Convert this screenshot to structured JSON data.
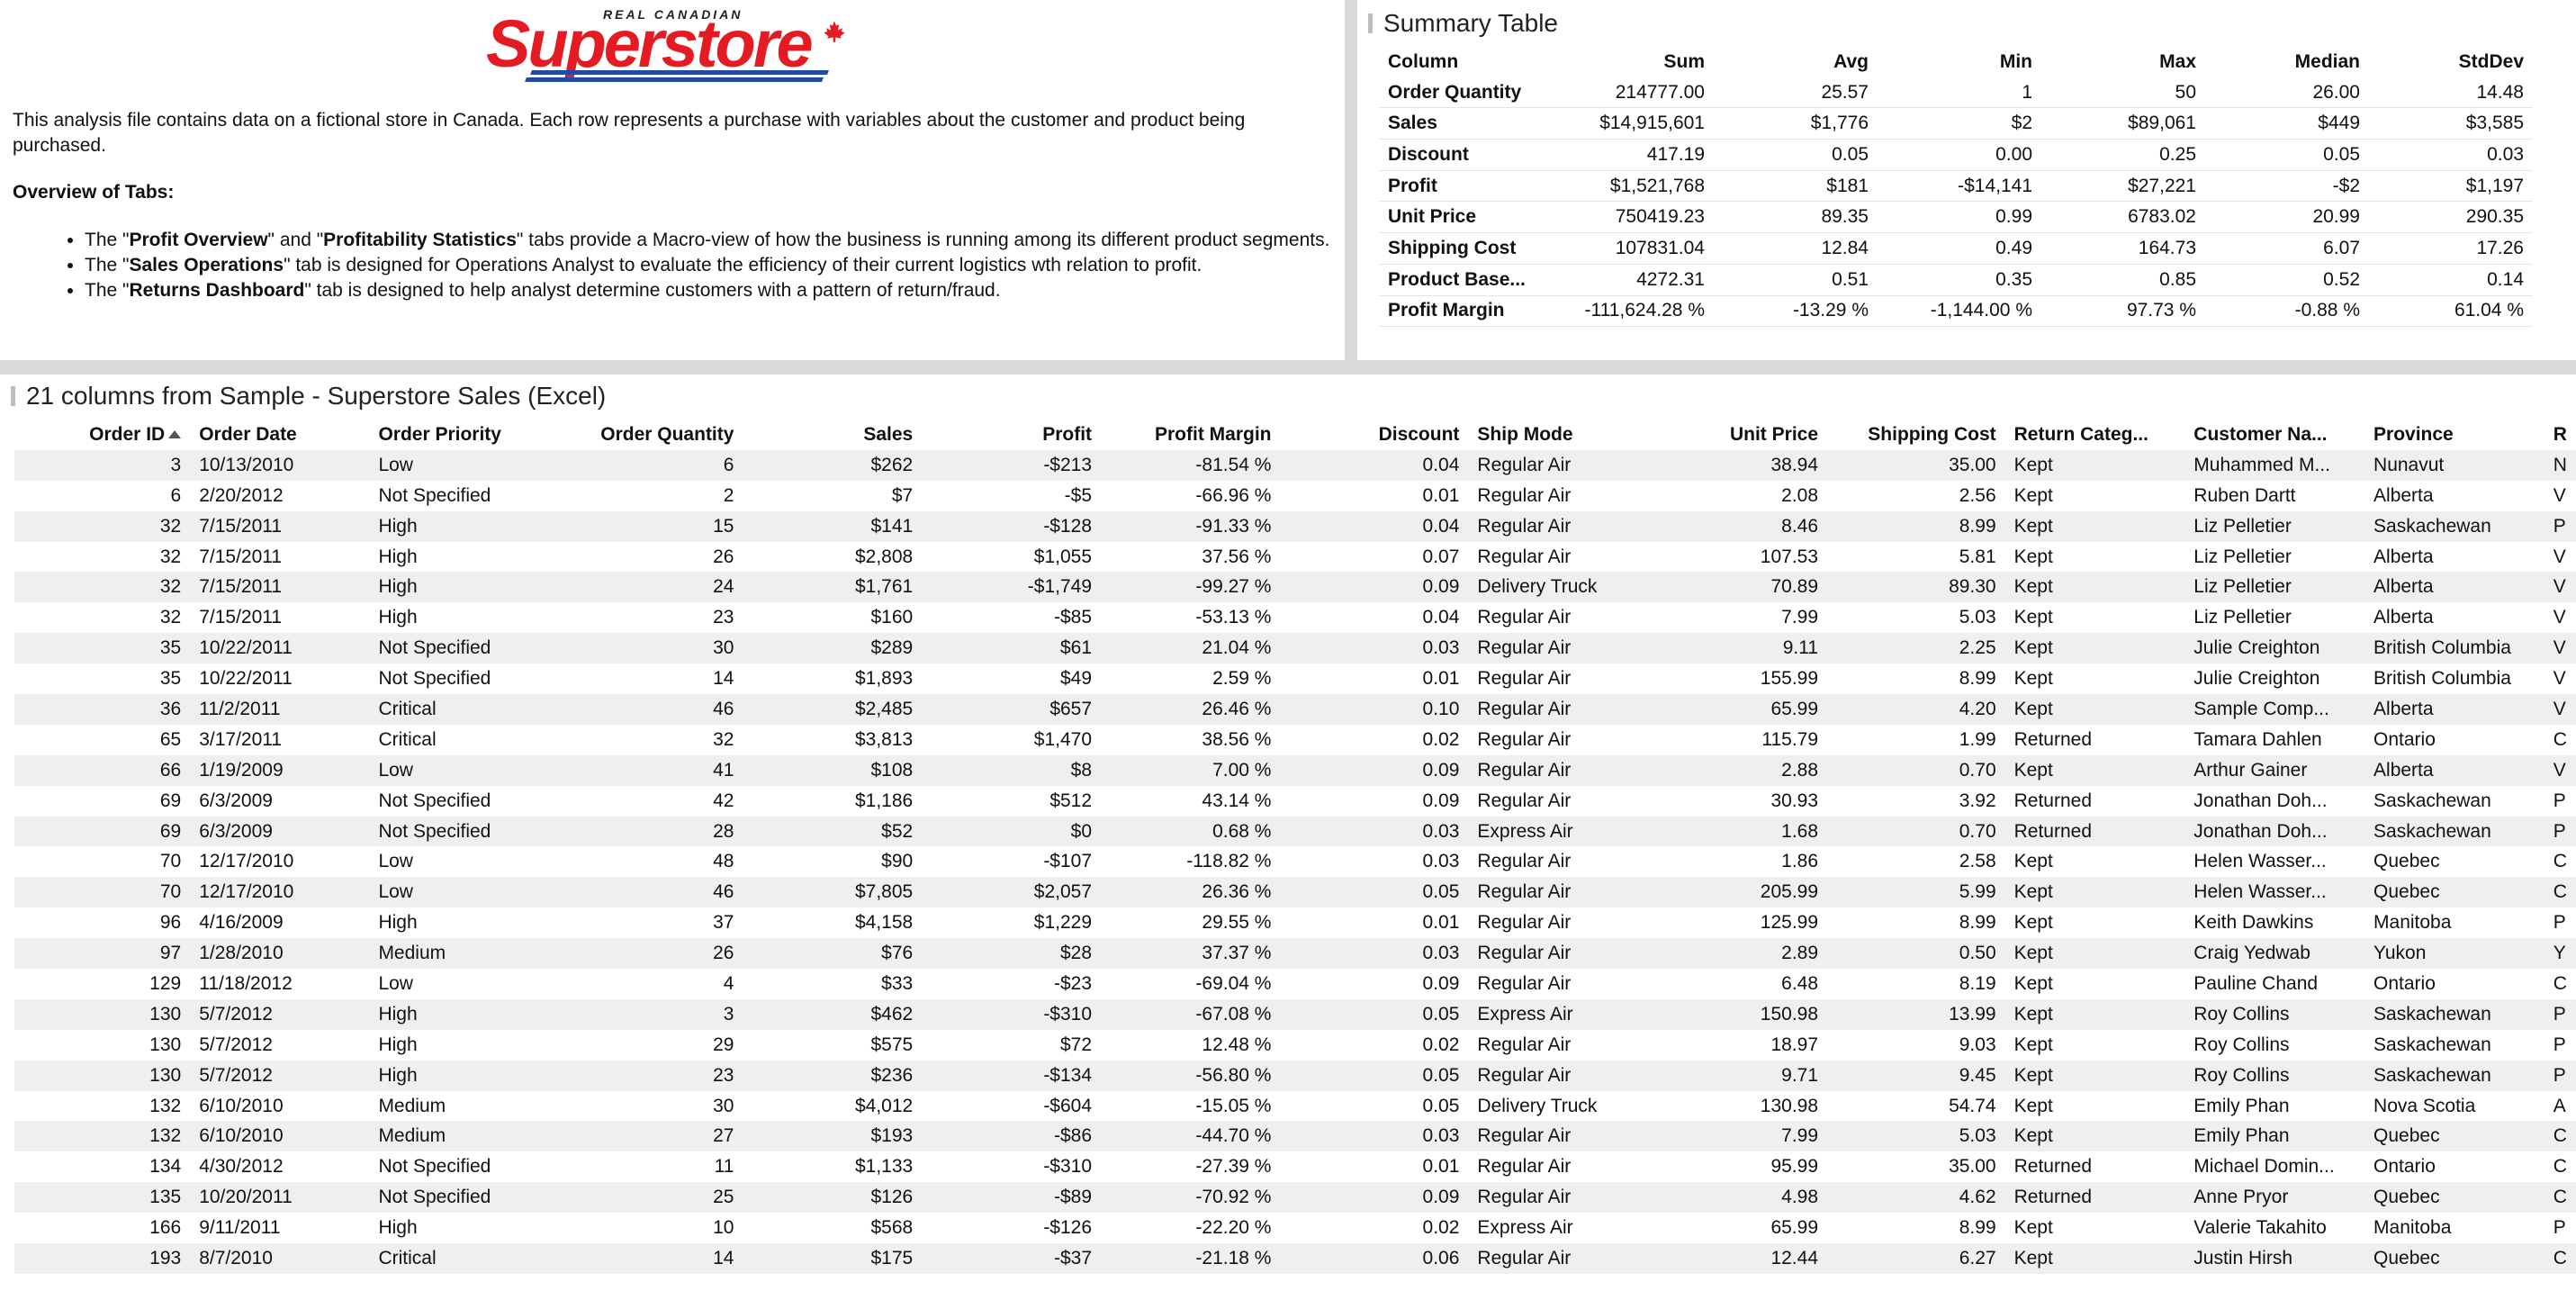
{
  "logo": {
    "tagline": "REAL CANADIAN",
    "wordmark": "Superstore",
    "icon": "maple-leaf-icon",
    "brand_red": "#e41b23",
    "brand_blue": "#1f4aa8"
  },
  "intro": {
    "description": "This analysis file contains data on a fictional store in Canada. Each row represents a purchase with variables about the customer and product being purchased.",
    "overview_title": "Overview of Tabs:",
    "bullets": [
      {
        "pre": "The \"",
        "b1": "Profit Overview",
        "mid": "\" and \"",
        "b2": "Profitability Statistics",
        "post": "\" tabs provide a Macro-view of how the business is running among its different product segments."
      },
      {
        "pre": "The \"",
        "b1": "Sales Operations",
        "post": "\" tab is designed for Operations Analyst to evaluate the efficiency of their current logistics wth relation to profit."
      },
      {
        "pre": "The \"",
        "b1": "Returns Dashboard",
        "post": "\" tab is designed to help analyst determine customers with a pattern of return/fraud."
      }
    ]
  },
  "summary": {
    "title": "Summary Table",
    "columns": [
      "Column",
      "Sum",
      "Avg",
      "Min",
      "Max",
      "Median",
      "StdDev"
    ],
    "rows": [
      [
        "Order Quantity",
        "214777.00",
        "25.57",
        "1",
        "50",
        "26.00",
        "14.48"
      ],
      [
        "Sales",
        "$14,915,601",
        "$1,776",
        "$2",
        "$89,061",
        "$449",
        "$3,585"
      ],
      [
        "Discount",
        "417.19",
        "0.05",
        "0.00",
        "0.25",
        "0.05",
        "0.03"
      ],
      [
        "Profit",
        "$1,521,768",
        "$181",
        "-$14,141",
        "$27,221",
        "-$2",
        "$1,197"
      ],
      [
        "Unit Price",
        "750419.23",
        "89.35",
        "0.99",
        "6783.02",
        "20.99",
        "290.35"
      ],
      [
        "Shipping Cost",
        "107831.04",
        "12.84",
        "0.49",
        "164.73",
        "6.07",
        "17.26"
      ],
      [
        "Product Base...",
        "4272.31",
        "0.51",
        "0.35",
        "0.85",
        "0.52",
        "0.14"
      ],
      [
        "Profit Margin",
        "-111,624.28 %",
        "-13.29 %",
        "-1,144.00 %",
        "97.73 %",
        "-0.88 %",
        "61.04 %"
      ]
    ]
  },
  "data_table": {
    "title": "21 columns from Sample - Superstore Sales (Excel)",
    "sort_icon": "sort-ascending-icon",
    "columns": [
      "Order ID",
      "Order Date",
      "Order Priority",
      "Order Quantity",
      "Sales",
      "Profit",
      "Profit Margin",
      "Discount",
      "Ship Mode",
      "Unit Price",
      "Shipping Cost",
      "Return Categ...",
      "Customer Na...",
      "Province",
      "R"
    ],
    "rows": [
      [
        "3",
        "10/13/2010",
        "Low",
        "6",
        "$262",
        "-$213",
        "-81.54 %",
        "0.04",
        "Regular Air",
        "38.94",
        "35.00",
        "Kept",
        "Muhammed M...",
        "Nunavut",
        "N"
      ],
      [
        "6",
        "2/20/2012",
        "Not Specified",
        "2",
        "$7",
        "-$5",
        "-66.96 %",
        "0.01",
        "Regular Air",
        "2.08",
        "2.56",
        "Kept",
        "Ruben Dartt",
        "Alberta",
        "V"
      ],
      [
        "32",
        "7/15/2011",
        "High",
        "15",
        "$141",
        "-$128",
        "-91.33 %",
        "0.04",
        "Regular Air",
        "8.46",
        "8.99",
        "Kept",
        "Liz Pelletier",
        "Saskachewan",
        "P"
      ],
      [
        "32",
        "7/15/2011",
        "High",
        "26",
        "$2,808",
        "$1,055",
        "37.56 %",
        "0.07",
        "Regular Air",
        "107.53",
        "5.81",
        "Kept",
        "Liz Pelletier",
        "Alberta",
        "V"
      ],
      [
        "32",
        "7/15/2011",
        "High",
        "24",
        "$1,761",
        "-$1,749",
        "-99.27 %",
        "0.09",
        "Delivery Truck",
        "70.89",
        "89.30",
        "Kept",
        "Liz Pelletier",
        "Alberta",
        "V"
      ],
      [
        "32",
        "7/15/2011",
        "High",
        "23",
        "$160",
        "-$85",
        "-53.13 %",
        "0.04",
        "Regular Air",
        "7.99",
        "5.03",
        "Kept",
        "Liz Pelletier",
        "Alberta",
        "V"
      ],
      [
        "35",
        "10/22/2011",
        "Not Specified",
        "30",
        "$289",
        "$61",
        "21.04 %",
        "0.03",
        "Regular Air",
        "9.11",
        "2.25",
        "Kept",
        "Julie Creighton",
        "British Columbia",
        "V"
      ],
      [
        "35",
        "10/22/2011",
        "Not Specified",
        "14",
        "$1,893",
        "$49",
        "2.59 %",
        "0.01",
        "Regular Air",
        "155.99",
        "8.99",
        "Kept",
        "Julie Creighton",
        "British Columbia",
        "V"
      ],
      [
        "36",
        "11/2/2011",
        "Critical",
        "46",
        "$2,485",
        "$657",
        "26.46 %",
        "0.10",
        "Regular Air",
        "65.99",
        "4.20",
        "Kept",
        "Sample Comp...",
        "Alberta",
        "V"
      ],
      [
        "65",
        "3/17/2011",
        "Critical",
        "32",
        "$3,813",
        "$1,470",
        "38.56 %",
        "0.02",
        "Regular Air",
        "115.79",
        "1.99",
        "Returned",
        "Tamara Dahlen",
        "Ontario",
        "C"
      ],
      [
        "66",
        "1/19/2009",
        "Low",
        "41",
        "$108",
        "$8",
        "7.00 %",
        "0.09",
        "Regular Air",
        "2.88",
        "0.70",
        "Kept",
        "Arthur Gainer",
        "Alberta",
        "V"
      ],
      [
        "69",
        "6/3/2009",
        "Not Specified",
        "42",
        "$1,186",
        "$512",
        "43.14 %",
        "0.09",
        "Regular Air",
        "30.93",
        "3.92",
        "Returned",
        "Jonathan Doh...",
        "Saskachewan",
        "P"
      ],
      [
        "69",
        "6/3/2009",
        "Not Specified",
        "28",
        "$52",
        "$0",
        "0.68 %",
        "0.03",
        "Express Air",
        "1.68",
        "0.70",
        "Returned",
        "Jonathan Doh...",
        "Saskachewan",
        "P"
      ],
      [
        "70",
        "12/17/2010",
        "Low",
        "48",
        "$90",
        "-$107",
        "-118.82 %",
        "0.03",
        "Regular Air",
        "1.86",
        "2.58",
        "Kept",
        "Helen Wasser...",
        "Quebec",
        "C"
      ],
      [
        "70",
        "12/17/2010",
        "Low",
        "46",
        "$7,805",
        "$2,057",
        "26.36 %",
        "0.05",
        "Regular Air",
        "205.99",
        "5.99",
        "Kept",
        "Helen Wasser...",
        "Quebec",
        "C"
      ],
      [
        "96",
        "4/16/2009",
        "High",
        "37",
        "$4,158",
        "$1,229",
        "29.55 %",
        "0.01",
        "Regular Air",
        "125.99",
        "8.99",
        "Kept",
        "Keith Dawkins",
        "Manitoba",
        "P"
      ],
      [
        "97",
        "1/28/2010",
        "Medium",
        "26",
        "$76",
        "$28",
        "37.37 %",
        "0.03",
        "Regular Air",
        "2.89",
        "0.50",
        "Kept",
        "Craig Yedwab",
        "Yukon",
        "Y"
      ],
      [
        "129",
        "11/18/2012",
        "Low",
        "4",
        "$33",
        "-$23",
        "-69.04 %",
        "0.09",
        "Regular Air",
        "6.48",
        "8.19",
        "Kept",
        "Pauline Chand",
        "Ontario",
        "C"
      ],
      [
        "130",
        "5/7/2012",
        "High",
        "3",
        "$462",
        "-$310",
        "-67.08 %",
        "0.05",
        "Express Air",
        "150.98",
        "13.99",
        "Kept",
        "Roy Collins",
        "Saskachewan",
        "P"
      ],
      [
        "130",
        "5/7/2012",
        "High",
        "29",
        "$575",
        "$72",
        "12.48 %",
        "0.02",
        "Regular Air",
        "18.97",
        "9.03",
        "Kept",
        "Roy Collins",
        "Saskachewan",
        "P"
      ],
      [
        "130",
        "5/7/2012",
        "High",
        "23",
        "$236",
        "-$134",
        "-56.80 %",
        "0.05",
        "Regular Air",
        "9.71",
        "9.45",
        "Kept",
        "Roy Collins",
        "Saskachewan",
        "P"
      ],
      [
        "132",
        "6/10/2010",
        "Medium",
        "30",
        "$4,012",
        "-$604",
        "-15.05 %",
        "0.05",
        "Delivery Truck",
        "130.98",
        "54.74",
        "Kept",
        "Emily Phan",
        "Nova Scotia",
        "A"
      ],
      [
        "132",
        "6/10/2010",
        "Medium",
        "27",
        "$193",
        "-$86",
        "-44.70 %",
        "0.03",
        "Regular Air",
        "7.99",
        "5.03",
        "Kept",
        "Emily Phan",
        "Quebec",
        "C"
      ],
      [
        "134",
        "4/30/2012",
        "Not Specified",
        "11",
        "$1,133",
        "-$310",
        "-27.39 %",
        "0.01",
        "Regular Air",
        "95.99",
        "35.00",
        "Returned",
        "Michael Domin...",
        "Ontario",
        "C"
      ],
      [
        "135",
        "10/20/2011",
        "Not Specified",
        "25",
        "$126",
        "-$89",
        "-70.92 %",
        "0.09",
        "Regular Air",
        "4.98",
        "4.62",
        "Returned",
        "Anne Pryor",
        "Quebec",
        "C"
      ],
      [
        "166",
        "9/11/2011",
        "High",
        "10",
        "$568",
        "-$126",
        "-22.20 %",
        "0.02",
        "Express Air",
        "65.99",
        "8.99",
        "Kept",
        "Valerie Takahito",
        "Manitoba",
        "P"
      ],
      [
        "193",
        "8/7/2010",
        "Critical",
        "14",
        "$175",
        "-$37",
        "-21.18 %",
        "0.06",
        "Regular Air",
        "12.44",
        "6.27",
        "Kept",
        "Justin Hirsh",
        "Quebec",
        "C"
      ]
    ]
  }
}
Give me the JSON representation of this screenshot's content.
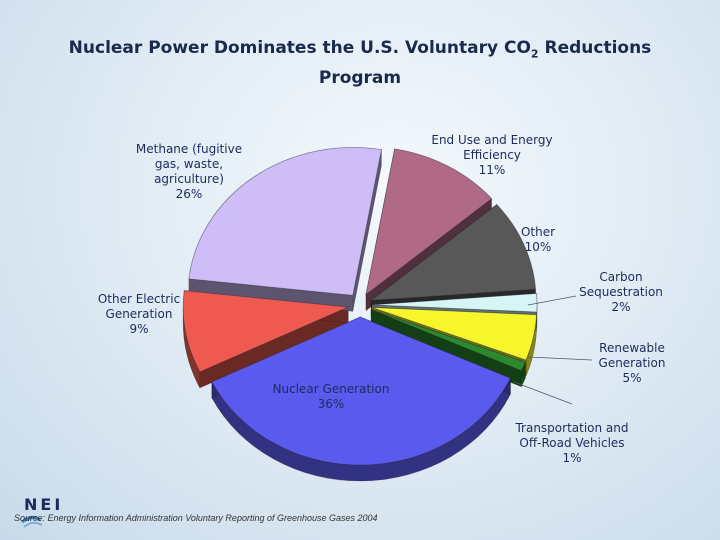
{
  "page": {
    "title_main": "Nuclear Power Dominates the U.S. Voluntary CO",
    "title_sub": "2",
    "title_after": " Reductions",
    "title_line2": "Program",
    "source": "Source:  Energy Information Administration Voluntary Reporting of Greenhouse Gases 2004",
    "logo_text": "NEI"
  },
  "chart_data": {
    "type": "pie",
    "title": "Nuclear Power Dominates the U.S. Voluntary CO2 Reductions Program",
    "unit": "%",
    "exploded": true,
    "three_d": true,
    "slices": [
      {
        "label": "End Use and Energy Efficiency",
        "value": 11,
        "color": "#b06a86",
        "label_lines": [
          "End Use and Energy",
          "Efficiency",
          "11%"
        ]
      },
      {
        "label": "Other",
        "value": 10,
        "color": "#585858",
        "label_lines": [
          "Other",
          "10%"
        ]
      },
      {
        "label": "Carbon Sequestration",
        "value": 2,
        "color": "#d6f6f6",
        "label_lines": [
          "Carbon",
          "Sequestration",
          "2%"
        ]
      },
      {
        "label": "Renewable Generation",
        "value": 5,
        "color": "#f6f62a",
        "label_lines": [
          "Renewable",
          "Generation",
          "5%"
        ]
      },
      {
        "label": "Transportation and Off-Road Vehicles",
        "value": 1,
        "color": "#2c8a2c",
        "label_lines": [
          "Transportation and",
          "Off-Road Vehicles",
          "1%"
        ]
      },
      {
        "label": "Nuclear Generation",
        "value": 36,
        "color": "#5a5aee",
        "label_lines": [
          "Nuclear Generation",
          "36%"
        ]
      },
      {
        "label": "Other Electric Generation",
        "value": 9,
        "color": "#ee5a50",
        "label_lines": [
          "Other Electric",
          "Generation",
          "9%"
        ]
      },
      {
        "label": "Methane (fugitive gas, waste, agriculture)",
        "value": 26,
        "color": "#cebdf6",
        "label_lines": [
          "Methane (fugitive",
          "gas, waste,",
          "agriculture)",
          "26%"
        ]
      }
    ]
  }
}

→ To do: Look through the data above. Each line containing the word "Road" needs to be copied.

→ Answer to this problem:
        "label": "Transportation and Off-Road Vehicles",
          "Off-Road Vehicles",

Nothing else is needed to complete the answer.